JOB |
Please list all lines of the material below in which the string "this" occurs.

[Excerpts from a figure dataset]
+++++

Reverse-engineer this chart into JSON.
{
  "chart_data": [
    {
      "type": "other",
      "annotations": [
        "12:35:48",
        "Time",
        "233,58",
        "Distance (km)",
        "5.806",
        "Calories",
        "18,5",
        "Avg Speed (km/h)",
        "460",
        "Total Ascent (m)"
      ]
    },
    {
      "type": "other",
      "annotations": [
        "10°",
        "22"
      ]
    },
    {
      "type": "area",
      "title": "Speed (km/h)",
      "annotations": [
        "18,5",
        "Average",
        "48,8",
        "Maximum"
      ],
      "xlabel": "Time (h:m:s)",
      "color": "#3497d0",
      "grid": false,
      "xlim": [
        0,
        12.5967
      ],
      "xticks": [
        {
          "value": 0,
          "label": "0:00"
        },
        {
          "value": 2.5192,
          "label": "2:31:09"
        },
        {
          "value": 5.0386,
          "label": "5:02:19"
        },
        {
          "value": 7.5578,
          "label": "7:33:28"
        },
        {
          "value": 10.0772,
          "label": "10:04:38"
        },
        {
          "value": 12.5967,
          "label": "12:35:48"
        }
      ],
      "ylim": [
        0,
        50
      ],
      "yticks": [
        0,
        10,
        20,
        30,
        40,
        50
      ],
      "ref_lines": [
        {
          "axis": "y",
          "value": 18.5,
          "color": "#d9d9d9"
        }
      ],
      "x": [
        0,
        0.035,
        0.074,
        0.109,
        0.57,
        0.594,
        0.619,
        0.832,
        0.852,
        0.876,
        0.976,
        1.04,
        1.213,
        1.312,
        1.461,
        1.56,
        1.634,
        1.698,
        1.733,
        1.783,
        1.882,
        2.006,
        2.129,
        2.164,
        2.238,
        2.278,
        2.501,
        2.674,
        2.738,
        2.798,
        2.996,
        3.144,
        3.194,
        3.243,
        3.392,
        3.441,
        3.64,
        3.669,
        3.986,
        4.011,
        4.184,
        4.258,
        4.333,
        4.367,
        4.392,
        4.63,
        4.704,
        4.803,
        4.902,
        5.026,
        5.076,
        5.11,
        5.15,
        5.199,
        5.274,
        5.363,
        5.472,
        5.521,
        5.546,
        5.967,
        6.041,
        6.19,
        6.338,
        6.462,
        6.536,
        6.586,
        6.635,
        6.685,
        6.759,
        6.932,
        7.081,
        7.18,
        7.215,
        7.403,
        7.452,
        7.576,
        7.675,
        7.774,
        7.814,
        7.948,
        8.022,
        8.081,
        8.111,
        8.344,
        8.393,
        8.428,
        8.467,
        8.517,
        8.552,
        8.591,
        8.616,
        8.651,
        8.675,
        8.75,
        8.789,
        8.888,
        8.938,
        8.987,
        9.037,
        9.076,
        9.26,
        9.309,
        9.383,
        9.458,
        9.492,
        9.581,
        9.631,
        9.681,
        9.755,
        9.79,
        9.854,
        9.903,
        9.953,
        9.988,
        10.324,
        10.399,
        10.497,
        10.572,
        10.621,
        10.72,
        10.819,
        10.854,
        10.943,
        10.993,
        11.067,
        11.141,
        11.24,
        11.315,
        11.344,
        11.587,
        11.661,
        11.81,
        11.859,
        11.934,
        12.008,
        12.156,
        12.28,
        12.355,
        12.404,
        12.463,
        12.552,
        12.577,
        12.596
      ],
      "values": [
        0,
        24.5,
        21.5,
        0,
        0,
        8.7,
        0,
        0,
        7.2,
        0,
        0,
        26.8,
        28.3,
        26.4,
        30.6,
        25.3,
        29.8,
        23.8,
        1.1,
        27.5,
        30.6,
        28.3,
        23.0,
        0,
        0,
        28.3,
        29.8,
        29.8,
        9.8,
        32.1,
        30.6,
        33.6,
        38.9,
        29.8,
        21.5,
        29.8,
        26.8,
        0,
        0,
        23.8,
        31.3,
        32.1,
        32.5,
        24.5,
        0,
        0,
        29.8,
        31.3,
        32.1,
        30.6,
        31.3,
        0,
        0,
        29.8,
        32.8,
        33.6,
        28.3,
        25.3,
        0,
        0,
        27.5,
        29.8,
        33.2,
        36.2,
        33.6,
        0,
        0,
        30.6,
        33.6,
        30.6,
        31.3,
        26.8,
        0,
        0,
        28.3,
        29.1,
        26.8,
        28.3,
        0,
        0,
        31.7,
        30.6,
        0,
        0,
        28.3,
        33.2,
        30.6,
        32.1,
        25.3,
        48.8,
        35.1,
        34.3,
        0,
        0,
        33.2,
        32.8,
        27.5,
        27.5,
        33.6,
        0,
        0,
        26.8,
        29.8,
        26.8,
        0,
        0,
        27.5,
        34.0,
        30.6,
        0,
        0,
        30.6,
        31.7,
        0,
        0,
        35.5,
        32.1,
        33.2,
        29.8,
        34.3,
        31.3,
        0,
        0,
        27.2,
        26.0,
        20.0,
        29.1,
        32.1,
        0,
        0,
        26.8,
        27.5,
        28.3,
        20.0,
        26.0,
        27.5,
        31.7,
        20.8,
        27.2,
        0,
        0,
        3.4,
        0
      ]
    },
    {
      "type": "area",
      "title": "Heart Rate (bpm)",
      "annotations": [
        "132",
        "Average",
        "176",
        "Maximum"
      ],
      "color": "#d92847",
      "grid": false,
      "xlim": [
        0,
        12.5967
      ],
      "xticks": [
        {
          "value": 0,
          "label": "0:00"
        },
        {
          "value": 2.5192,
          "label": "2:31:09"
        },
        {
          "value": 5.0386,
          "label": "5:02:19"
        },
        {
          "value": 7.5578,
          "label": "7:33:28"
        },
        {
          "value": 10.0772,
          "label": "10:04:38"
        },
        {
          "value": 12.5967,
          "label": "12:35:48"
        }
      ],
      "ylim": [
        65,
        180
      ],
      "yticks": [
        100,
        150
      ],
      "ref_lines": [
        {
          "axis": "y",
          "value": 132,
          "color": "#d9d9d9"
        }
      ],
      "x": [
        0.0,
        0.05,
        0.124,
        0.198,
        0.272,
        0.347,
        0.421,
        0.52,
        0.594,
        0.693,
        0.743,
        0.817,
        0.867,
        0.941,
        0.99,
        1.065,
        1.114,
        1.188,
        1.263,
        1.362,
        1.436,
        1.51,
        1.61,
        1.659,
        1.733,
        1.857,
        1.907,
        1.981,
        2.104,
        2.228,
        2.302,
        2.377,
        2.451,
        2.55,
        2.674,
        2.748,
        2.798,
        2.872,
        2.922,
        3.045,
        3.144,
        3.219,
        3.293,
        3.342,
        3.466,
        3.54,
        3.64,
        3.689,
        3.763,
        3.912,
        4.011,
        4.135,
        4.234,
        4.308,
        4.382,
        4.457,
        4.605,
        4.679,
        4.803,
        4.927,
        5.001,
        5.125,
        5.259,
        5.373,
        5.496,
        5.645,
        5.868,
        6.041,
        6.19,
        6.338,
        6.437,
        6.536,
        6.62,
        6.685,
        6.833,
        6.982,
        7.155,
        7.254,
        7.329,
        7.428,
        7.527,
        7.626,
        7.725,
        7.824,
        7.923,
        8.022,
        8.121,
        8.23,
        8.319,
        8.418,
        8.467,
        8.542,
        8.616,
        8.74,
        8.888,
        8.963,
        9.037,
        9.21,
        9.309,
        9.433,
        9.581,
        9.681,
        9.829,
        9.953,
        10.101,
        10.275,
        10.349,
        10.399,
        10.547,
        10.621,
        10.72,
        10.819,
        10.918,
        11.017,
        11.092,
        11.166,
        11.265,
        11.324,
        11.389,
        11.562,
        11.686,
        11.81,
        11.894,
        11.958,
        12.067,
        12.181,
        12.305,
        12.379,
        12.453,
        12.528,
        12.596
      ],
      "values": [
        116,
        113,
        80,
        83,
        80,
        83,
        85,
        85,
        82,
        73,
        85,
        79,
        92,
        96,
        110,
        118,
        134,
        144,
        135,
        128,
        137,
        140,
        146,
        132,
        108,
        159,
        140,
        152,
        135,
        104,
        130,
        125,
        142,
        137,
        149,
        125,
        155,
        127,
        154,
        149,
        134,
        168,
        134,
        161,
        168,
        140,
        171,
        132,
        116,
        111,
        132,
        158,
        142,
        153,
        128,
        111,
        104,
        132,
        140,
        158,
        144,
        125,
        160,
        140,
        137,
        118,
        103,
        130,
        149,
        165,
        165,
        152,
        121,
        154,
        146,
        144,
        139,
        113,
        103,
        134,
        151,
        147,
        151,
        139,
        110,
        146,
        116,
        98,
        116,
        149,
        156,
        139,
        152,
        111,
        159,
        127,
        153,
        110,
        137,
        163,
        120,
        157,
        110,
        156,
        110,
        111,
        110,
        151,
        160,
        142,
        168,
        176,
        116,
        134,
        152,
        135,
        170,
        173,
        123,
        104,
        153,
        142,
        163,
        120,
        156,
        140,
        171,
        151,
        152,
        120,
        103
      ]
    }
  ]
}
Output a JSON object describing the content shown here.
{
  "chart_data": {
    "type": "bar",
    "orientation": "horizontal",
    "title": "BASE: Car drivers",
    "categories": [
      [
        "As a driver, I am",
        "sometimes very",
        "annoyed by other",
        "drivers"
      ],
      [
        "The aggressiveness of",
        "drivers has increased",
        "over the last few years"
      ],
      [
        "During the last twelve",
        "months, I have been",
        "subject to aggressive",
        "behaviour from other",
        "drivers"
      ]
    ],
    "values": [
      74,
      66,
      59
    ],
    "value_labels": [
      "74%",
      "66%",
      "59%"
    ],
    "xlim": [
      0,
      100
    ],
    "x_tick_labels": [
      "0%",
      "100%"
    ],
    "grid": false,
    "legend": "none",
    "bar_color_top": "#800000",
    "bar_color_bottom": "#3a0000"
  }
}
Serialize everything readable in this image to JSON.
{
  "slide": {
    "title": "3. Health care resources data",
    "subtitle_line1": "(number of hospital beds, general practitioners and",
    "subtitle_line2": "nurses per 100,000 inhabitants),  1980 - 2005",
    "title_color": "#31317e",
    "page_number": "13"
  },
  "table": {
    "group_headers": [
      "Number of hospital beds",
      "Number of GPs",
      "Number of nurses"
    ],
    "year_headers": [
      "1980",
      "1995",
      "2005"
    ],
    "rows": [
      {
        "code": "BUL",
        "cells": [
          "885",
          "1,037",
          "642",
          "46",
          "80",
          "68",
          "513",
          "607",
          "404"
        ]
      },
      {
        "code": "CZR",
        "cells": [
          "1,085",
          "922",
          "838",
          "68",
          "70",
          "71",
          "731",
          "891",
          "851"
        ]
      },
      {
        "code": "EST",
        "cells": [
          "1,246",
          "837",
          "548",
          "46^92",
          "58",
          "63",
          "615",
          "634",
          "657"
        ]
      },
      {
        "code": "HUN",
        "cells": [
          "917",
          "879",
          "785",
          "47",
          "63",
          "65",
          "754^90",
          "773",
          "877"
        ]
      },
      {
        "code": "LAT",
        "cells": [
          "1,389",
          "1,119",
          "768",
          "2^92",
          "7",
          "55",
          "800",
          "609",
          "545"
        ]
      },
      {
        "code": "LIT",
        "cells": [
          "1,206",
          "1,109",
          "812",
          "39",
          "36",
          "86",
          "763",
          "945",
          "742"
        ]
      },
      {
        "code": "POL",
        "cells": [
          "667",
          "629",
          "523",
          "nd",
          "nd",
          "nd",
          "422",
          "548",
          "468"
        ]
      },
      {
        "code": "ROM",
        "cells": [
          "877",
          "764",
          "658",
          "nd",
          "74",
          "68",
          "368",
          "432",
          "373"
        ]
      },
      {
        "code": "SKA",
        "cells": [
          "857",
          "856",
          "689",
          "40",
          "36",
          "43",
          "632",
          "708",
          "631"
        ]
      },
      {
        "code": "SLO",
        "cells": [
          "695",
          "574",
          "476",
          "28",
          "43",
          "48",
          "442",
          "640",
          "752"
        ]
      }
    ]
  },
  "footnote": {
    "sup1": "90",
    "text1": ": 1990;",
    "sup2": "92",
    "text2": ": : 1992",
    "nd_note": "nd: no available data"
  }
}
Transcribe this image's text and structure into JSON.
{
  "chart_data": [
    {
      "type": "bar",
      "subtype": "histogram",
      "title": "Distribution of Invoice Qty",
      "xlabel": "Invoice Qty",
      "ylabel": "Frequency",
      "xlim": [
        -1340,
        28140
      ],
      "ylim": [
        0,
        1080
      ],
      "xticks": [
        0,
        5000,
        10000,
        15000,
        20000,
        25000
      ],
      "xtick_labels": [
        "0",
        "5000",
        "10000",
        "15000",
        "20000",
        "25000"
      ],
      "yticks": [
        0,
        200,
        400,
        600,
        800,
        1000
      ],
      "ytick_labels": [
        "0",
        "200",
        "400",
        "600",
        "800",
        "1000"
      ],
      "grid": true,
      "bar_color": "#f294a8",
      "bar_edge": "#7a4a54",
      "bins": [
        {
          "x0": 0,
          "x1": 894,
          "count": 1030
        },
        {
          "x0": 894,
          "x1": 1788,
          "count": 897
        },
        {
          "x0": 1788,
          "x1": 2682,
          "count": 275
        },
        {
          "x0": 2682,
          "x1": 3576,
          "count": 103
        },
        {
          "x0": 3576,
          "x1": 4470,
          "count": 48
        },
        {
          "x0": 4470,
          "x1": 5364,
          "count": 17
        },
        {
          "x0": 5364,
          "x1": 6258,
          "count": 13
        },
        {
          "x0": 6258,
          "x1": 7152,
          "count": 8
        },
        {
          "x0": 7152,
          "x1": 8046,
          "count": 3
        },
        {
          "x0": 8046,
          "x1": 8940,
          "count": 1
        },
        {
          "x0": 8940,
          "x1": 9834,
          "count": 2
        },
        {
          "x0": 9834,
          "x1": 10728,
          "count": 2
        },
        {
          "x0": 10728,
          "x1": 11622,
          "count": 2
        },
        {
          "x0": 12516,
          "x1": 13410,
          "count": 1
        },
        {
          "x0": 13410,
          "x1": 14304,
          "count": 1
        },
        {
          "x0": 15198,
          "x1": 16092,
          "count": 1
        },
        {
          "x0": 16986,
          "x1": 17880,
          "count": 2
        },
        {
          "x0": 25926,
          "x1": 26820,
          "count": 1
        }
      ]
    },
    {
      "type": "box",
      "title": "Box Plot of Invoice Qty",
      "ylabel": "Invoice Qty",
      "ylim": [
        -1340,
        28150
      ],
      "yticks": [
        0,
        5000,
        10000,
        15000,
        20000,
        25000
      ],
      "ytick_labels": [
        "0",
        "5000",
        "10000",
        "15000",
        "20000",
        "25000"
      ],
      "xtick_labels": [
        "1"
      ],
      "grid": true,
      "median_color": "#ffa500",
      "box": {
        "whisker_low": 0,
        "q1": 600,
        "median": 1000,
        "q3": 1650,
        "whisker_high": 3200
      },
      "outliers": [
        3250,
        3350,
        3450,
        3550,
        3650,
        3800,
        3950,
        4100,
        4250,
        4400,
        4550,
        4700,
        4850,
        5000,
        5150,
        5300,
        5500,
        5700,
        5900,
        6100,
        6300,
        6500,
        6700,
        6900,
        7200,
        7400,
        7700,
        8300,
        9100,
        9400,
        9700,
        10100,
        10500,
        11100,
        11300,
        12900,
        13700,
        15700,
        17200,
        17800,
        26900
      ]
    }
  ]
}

+++++

RESPONSE BELOW |
Reverse-engineer this chart into JSON.
Serialize everything readable in this image to JSON.
Transcribe this image's text and structure into JSON.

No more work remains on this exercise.